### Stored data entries
[BEGIN]

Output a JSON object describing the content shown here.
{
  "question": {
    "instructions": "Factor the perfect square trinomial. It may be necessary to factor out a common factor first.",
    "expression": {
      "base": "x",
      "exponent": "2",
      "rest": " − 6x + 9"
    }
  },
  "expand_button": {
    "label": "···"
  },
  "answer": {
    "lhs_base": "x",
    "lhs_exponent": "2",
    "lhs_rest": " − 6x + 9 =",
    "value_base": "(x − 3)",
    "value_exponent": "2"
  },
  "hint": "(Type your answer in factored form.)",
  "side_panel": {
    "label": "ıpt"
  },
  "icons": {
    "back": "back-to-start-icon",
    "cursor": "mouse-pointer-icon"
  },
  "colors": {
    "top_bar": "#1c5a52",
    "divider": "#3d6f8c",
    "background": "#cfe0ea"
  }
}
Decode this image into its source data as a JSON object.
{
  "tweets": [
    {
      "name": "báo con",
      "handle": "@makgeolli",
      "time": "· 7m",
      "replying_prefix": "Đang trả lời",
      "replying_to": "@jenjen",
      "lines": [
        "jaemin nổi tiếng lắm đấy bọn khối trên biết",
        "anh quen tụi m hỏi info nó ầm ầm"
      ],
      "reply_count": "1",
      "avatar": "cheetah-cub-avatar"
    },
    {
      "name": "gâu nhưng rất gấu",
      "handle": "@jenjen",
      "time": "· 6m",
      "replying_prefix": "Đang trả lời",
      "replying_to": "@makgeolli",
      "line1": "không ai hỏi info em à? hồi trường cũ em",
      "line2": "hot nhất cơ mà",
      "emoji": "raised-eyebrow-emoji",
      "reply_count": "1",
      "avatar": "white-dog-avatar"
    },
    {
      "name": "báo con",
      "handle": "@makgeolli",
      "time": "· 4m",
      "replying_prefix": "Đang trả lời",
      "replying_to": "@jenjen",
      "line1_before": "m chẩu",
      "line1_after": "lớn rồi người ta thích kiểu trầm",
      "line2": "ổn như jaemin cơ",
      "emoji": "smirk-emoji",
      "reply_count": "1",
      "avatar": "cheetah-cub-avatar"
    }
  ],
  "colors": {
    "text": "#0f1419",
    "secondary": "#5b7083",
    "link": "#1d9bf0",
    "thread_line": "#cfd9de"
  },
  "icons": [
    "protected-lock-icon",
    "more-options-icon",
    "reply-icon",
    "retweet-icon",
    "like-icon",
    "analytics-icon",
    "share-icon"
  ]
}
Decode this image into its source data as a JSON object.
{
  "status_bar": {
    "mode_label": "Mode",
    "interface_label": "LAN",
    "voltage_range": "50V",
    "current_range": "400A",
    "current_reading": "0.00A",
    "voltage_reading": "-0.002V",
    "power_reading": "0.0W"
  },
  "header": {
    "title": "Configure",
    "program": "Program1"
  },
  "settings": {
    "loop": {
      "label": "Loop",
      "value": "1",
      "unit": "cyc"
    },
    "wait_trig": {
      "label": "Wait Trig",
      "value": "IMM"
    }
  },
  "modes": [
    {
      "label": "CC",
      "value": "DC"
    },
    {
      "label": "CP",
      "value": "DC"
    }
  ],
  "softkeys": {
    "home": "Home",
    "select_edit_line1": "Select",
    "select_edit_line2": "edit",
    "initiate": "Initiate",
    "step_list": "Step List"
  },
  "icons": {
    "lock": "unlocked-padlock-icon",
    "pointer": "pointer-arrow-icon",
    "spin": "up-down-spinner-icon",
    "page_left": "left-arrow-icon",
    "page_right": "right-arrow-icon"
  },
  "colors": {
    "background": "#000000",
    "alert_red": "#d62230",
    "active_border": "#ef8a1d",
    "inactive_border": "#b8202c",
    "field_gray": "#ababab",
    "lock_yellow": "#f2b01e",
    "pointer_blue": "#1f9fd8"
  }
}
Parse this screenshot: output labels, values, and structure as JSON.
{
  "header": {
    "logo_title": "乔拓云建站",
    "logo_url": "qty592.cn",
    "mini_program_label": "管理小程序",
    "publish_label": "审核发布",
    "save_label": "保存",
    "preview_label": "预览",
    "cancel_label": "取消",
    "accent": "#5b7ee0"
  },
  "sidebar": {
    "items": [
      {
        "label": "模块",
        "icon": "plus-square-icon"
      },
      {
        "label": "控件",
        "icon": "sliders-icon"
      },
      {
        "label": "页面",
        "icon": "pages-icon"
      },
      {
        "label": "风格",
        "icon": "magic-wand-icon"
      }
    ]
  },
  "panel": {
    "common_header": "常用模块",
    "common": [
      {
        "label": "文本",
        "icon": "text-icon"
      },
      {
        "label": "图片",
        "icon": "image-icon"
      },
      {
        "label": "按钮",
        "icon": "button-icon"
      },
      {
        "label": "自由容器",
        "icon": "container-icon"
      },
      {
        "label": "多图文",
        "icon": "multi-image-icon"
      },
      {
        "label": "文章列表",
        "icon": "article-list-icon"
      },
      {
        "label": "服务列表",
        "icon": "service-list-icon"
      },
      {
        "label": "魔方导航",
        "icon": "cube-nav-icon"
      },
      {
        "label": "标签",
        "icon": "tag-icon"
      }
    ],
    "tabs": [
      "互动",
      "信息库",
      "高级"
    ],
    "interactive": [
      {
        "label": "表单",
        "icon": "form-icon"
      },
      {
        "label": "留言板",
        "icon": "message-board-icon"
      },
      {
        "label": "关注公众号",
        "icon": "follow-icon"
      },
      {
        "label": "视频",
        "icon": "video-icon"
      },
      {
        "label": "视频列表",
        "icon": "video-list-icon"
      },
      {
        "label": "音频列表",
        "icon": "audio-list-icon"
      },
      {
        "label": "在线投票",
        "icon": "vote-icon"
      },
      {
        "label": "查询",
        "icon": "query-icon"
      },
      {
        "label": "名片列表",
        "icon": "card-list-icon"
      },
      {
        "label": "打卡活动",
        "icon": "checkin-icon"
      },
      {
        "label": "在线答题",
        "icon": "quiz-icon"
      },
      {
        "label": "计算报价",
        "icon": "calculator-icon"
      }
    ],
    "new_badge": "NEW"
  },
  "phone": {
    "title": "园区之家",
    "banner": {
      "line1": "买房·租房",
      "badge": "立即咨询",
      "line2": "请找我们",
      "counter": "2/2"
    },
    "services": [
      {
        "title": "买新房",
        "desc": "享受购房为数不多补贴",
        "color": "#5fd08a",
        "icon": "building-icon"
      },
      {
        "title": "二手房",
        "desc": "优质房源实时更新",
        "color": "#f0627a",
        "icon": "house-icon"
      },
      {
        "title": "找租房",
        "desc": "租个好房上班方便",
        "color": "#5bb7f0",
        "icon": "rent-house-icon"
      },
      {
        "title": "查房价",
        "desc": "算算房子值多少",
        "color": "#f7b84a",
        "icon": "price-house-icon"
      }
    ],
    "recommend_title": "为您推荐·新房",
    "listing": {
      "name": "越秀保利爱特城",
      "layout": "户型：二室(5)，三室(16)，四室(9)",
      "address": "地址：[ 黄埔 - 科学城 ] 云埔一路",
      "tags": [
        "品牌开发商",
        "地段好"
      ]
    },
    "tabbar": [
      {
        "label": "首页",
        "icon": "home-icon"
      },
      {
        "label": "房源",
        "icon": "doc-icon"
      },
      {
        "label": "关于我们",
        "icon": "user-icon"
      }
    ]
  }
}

[END]

### Do this
Repeat the listing exactly, from its first line to its last.

### Response to the exercise
Output a JSON object describing the content shown here.
{
  "question": {
    "instructions": "Factor the perfect square trinomial. It may be necessary to factor out a common factor first.",
    "expression": {
      "base": "x",
      "exponent": "2",
      "rest": " − 6x + 9"
    }
  },
  "expand_button": {
    "label": "···"
  },
  "answer": {
    "lhs_base": "x",
    "lhs_exponent": "2",
    "lhs_rest": " − 6x + 9 =",
    "value_base": "(x − 3)",
    "value_exponent": "2"
  },
  "hint": "(Type your answer in factored form.)",
  "side_panel": {
    "label": "ıpt"
  },
  "icons": {
    "back": "back-to-start-icon",
    "cursor": "mouse-pointer-icon"
  },
  "colors": {
    "top_bar": "#1c5a52",
    "divider": "#3d6f8c",
    "background": "#cfe0ea"
  }
}
Decode this image into its source data as a JSON object.
{
  "tweets": [
    {
      "name": "báo con",
      "handle": "@makgeolli",
      "time": "· 7m",
      "replying_prefix": "Đang trả lời",
      "replying_to": "@jenjen",
      "lines": [
        "jaemin nổi tiếng lắm đấy bọn khối trên biết",
        "anh quen tụi m hỏi info nó ầm ầm"
      ],
      "reply_count": "1",
      "avatar": "cheetah-cub-avatar"
    },
    {
      "name": "gâu nhưng rất gấu",
      "handle": "@jenjen",
      "time": "· 6m",
      "replying_prefix": "Đang trả lời",
      "replying_to": "@makgeolli",
      "line1": "không ai hỏi info em à? hồi trường cũ em",
      "line2": "hot nhất cơ mà",
      "emoji": "raised-eyebrow-emoji",
      "reply_count": "1",
      "avatar": "white-dog-avatar"
    },
    {
      "name": "báo con",
      "handle": "@makgeolli",
      "time": "· 4m",
      "replying_prefix": "Đang trả lời",
      "replying_to": "@jenjen",
      "line1_before": "m chẩu",
      "line1_after": "lớn rồi người ta thích kiểu trầm",
      "line2": "ổn như jaemin cơ",
      "emoji": "smirk-emoji",
      "reply_count": "1",
      "avatar": "cheetah-cub-avatar"
    }
  ],
  "colors": {
    "text": "#0f1419",
    "secondary": "#5b7083",
    "link": "#1d9bf0",
    "thread_line": "#cfd9de"
  },
  "icons": [
    "protected-lock-icon",
    "more-options-icon",
    "reply-icon",
    "retweet-icon",
    "like-icon",
    "analytics-icon",
    "share-icon"
  ]
}
Decode this image into its source data as a JSON object.
{
  "status_bar": {
    "mode_label": "Mode",
    "interface_label": "LAN",
    "voltage_range": "50V",
    "current_range": "400A",
    "current_reading": "0.00A",
    "voltage_reading": "-0.002V",
    "power_reading": "0.0W"
  },
  "header": {
    "title": "Configure",
    "program": "Program1"
  },
  "settings": {
    "loop": {
      "label": "Loop",
      "value": "1",
      "unit": "cyc"
    },
    "wait_trig": {
      "label": "Wait Trig",
      "value": "IMM"
    }
  },
  "modes": [
    {
      "label": "CC",
      "value": "DC"
    },
    {
      "label": "CP",
      "value": "DC"
    }
  ],
  "softkeys": {
    "home": "Home",
    "select_edit_line1": "Select",
    "select_edit_line2": "edit",
    "initiate": "Initiate",
    "step_list": "Step List"
  },
  "icons": {
    "lock": "unlocked-padlock-icon",
    "pointer": "pointer-arrow-icon",
    "spin": "up-down-spinner-icon",
    "page_left": "left-arrow-icon",
    "page_right": "right-arrow-icon"
  },
  "colors": {
    "background": "#000000",
    "alert_red": "#d62230",
    "active_border": "#ef8a1d",
    "inactive_border": "#b8202c",
    "field_gray": "#ababab",
    "lock_yellow": "#f2b01e",
    "pointer_blue": "#1f9fd8"
  }
}
Parse this screenshot: output labels, values, and structure as JSON.
{
  "header": {
    "logo_title": "乔拓云建站",
    "logo_url": "qty592.cn",
    "mini_program_label": "管理小程序",
    "publish_label": "审核发布",
    "save_label": "保存",
    "preview_label": "预览",
    "cancel_label": "取消",
    "accent": "#5b7ee0"
  },
  "sidebar": {
    "items": [
      {
        "label": "模块",
        "icon": "plus-square-icon"
      },
      {
        "label": "控件",
        "icon": "sliders-icon"
      },
      {
        "label": "页面",
        "icon": "pages-icon"
      },
      {
        "label": "风格",
        "icon": "magic-wand-icon"
      }
    ]
  },
  "panel": {
    "common_header": "常用模块",
    "common": [
      {
        "label": "文本",
        "icon": "text-icon"
      },
      {
        "label": "图片",
        "icon": "image-icon"
      },
      {
        "label": "按钮",
        "icon": "button-icon"
      },
      {
        "label": "自由容器",
        "icon": "container-icon"
      },
      {
        "label": "多图文",
        "icon": "multi-image-icon"
      },
      {
        "label": "文章列表",
        "icon": "article-list-icon"
      },
      {
        "label": "服务列表",
        "icon": "service-list-icon"
      },
      {
        "label": "魔方导航",
        "icon": "cube-nav-icon"
      },
      {
        "label": "标签",
        "icon": "tag-icon"
      }
    ],
    "tabs": [
      "互动",
      "信息库",
      "高级"
    ],
    "interactive": [
      {
        "label": "表单",
        "icon": "form-icon"
      },
      {
        "label": "留言板",
        "icon": "message-board-icon"
      },
      {
        "label": "关注公众号",
        "icon": "follow-icon"
      },
      {
        "label": "视频",
        "icon": "video-icon"
      },
      {
        "label": "视频列表",
        "icon": "video-list-icon"
      },
      {
        "label": "音频列表",
        "icon": "audio-list-icon"
      },
      {
        "label": "在线投票",
        "icon": "vote-icon"
      },
      {
        "label": "查询",
        "icon": "query-icon"
      },
      {
        "label": "名片列表",
        "icon": "card-list-icon"
      },
      {
        "label": "打卡活动",
        "icon": "checkin-icon"
      },
      {
        "label": "在线答题",
        "icon": "quiz-icon"
      },
      {
        "label": "计算报价",
        "icon": "calculator-icon"
      }
    ],
    "new_badge": "NEW"
  },
  "phone": {
    "title": "园区之家",
    "banner": {
      "line1": "买房·租房",
      "badge": "立即咨询",
      "line2": "请找我们",
      "counter": "2/2"
    },
    "services": [
      {
        "title": "买新房",
        "desc": "享受购房为数不多补贴",
        "color": "#5fd08a",
        "icon": "building-icon"
      },
      {
        "title": "二手房",
        "desc": "优质房源实时更新",
        "color": "#f0627a",
        "icon": "house-icon"
      },
      {
        "title": "找租房",
        "desc": "租个好房上班方便",
        "color": "#5bb7f0",
        "icon": "rent-house-icon"
      },
      {
        "title": "查房价",
        "desc": "算算房子值多少",
        "color": "#f7b84a",
        "icon": "price-house-icon"
      }
    ],
    "recommend_title": "为您推荐·新房",
    "listing": {
      "name": "越秀保利爱特城",
      "layout": "户型：二室(5)，三室(16)，四室(9)",
      "address": "地址：[ 黄埔 - 科学城 ] 云埔一路",
      "tags": [
        "品牌开发商",
        "地段好"
      ]
    },
    "tabbar": [
      {
        "label": "首页",
        "icon": "home-icon"
      },
      {
        "label": "房源",
        "icon": "doc-icon"
      },
      {
        "label": "关于我们",
        "icon": "user-icon"
      }
    ]
  }
}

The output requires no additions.